__DIRECTIONS__:
Answer with one number only: the number of lines that contain "title".

########################################

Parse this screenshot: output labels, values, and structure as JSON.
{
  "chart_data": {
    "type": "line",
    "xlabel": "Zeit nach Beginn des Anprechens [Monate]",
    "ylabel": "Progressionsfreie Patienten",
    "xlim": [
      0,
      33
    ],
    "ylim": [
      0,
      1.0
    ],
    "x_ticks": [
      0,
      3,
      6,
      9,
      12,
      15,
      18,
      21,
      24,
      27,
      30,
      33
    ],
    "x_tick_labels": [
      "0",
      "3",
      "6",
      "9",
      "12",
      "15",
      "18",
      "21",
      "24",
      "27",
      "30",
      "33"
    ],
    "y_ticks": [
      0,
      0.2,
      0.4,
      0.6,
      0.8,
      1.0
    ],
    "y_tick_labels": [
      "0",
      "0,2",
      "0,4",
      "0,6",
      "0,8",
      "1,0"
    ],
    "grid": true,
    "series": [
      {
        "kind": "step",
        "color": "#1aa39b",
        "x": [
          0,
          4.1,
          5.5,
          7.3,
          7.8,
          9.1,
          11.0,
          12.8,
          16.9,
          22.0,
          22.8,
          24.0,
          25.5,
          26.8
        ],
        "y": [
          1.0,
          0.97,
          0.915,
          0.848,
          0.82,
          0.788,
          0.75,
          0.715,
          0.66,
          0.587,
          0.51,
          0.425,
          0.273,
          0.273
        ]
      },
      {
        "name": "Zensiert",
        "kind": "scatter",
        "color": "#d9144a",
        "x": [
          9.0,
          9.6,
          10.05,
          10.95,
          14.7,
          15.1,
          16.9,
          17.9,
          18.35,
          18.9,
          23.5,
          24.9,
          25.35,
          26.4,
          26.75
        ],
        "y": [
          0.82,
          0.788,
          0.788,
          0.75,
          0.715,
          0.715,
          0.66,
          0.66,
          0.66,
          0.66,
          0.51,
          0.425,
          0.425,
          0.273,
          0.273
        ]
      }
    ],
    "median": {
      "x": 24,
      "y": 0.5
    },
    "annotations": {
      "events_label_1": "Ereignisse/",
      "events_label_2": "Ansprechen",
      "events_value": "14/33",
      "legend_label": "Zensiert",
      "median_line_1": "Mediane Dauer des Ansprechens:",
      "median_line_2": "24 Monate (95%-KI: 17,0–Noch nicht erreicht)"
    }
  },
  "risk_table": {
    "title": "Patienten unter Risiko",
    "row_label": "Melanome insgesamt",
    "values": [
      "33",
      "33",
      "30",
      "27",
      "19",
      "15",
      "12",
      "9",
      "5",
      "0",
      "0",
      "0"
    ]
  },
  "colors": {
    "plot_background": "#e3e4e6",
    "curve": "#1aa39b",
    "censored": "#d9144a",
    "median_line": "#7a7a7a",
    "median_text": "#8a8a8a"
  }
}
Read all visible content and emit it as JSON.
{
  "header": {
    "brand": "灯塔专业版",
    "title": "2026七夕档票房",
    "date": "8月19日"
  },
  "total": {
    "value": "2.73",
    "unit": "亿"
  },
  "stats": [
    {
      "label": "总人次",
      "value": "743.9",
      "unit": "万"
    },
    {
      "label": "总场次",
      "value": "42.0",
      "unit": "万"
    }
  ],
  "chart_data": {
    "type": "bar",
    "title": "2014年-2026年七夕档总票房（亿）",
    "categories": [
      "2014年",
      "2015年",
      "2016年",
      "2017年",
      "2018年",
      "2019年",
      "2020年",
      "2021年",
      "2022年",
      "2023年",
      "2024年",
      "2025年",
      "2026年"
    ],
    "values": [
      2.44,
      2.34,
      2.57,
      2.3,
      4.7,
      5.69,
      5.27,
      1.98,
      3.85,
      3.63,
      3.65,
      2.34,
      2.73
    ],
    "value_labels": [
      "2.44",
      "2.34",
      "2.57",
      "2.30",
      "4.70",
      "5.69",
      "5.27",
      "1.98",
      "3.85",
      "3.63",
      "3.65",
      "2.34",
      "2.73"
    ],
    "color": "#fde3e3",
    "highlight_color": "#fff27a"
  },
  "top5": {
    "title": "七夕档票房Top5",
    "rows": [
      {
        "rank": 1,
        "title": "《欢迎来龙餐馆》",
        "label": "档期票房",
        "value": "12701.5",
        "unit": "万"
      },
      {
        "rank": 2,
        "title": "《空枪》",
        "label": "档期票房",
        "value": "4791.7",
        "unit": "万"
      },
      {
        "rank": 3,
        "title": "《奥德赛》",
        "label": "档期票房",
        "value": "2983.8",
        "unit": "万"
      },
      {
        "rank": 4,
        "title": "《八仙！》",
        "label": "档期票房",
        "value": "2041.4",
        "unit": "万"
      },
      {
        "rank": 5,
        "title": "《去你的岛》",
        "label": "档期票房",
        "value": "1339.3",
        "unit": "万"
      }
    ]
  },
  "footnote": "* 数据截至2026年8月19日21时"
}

########################################

__ANSWER TO THIS TASK__:
9